### [WHAT YOU WILL DO]
Transcribe the entries exactly; images are not part of the copy.

### [GIVEN DATA]

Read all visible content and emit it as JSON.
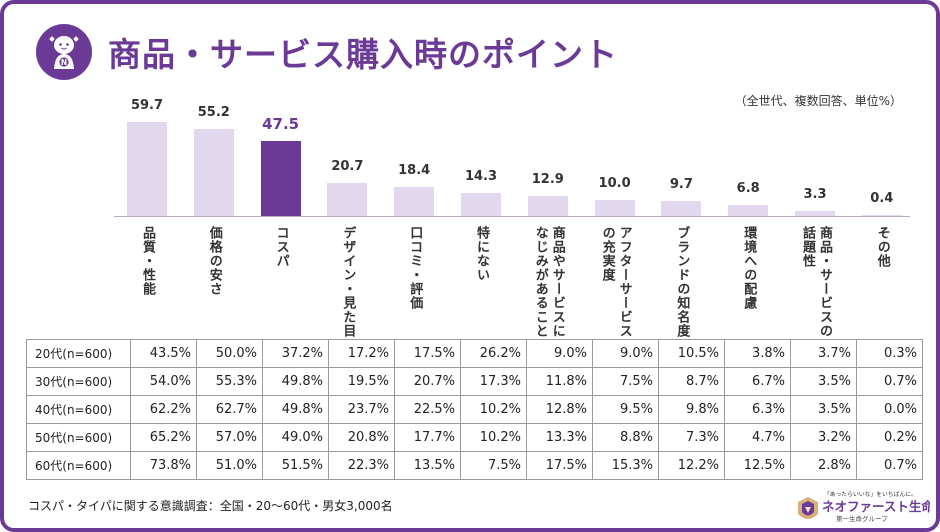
{
  "header": {
    "title": "商品・サービス購入時のポイント",
    "logo_icon": "mascot-character-icon",
    "logo_badge_letter": "N"
  },
  "note": "（全世代、複数回答、単位%）",
  "colors": {
    "accent": "#6b3a96",
    "bar": "#e2d8ee"
  },
  "chart_data": {
    "type": "bar",
    "title": "",
    "xlabel": "",
    "ylabel": "",
    "ylim": [
      0,
      60
    ],
    "grid": false,
    "categories": [
      [
        "品質・性能"
      ],
      [
        "価格の安さ"
      ],
      [
        "コスパ"
      ],
      [
        "デザイン・見た目"
      ],
      [
        "口コミ・評価"
      ],
      [
        "特にない"
      ],
      [
        "商品やサービスに",
        "なじみがあること"
      ],
      [
        "アフターサービス",
        "の充実度"
      ],
      [
        "ブランドの知名度"
      ],
      [
        "環境への配慮"
      ],
      [
        "商品・サービスの",
        "話題性"
      ],
      [
        "その他"
      ]
    ],
    "values": [
      59.7,
      55.2,
      47.5,
      20.7,
      18.4,
      14.3,
      12.9,
      10.0,
      9.7,
      6.8,
      3.3,
      0.4
    ],
    "value_labels": [
      "59.7",
      "55.2",
      "47.5",
      "20.7",
      "18.4",
      "14.3",
      "12.9",
      "10.0",
      "9.7",
      "6.8",
      "3.3",
      "0.4"
    ],
    "highlight_index": 2
  },
  "table": {
    "rows": [
      {
        "label": "20代(n=600)",
        "values": [
          "43.5%",
          "50.0%",
          "37.2%",
          "17.2%",
          "17.5%",
          "26.2%",
          "9.0%",
          "9.0%",
          "10.5%",
          "3.8%",
          "3.7%",
          "0.3%"
        ]
      },
      {
        "label": "30代(n=600)",
        "values": [
          "54.0%",
          "55.3%",
          "49.8%",
          "19.5%",
          "20.7%",
          "17.3%",
          "11.8%",
          "7.5%",
          "8.7%",
          "6.7%",
          "3.5%",
          "0.7%"
        ]
      },
      {
        "label": "40代(n=600)",
        "values": [
          "62.2%",
          "62.7%",
          "49.8%",
          "23.7%",
          "22.5%",
          "10.2%",
          "12.8%",
          "9.5%",
          "9.8%",
          "6.3%",
          "3.5%",
          "0.0%"
        ]
      },
      {
        "label": "50代(n=600)",
        "values": [
          "65.2%",
          "57.0%",
          "49.0%",
          "20.8%",
          "17.7%",
          "10.2%",
          "13.3%",
          "8.8%",
          "7.3%",
          "4.7%",
          "3.2%",
          "0.2%"
        ]
      },
      {
        "label": "60代(n=600)",
        "values": [
          "73.8%",
          "51.0%",
          "51.5%",
          "22.3%",
          "13.5%",
          "7.5%",
          "17.5%",
          "15.3%",
          "12.2%",
          "12.5%",
          "2.8%",
          "0.7%"
        ]
      }
    ]
  },
  "footnote": "コスパ・タイパに関する意識調査：全国・20〜60代・男女3,000名",
  "brand": {
    "tagline": "「あったらいいな」をいちばんに。",
    "name": "ネオファースト生命",
    "group": "第一生命グループ",
    "icon": "neofirst-emblem-icon"
  }
}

### [EXERCISE ANSWER]
Read all visible content and emit it as JSON.
{
  "header": {
    "title": "商品・サービス購入時のポイント",
    "logo_icon": "mascot-character-icon",
    "logo_badge_letter": "N"
  },
  "note": "（全世代、複数回答、単位%）",
  "colors": {
    "accent": "#6b3a96",
    "bar": "#e2d8ee"
  },
  "chart_data": {
    "type": "bar",
    "title": "",
    "xlabel": "",
    "ylabel": "",
    "ylim": [
      0,
      60
    ],
    "grid": false,
    "categories": [
      [
        "品質・性能"
      ],
      [
        "価格の安さ"
      ],
      [
        "コスパ"
      ],
      [
        "デザイン・見た目"
      ],
      [
        "口コミ・評価"
      ],
      [
        "特にない"
      ],
      [
        "商品やサービスに",
        "なじみがあること"
      ],
      [
        "アフターサービス",
        "の充実度"
      ],
      [
        "ブランドの知名度"
      ],
      [
        "環境への配慮"
      ],
      [
        "商品・サービスの",
        "話題性"
      ],
      [
        "その他"
      ]
    ],
    "values": [
      59.7,
      55.2,
      47.5,
      20.7,
      18.4,
      14.3,
      12.9,
      10.0,
      9.7,
      6.8,
      3.3,
      0.4
    ],
    "value_labels": [
      "59.7",
      "55.2",
      "47.5",
      "20.7",
      "18.4",
      "14.3",
      "12.9",
      "10.0",
      "9.7",
      "6.8",
      "3.3",
      "0.4"
    ],
    "highlight_index": 2
  },
  "table": {
    "rows": [
      {
        "label": "20代(n=600)",
        "values": [
          "43.5%",
          "50.0%",
          "37.2%",
          "17.2%",
          "17.5%",
          "26.2%",
          "9.0%",
          "9.0%",
          "10.5%",
          "3.8%",
          "3.7%",
          "0.3%"
        ]
      },
      {
        "label": "30代(n=600)",
        "values": [
          "54.0%",
          "55.3%",
          "49.8%",
          "19.5%",
          "20.7%",
          "17.3%",
          "11.8%",
          "7.5%",
          "8.7%",
          "6.7%",
          "3.5%",
          "0.7%"
        ]
      },
      {
        "label": "40代(n=600)",
        "values": [
          "62.2%",
          "62.7%",
          "49.8%",
          "23.7%",
          "22.5%",
          "10.2%",
          "12.8%",
          "9.5%",
          "9.8%",
          "6.3%",
          "3.5%",
          "0.0%"
        ]
      },
      {
        "label": "50代(n=600)",
        "values": [
          "65.2%",
          "57.0%",
          "49.0%",
          "20.8%",
          "17.7%",
          "10.2%",
          "13.3%",
          "8.8%",
          "7.3%",
          "4.7%",
          "3.2%",
          "0.2%"
        ]
      },
      {
        "label": "60代(n=600)",
        "values": [
          "73.8%",
          "51.0%",
          "51.5%",
          "22.3%",
          "13.5%",
          "7.5%",
          "17.5%",
          "15.3%",
          "12.2%",
          "12.5%",
          "2.8%",
          "0.7%"
        ]
      }
    ]
  },
  "footnote": "コスパ・タイパに関する意識調査：全国・20〜60代・男女3,000名",
  "brand": {
    "tagline": "「あったらいいな」をいちばんに。",
    "name": "ネオファースト生命",
    "group": "第一生命グループ",
    "icon": "neofirst-emblem-icon"
  }
}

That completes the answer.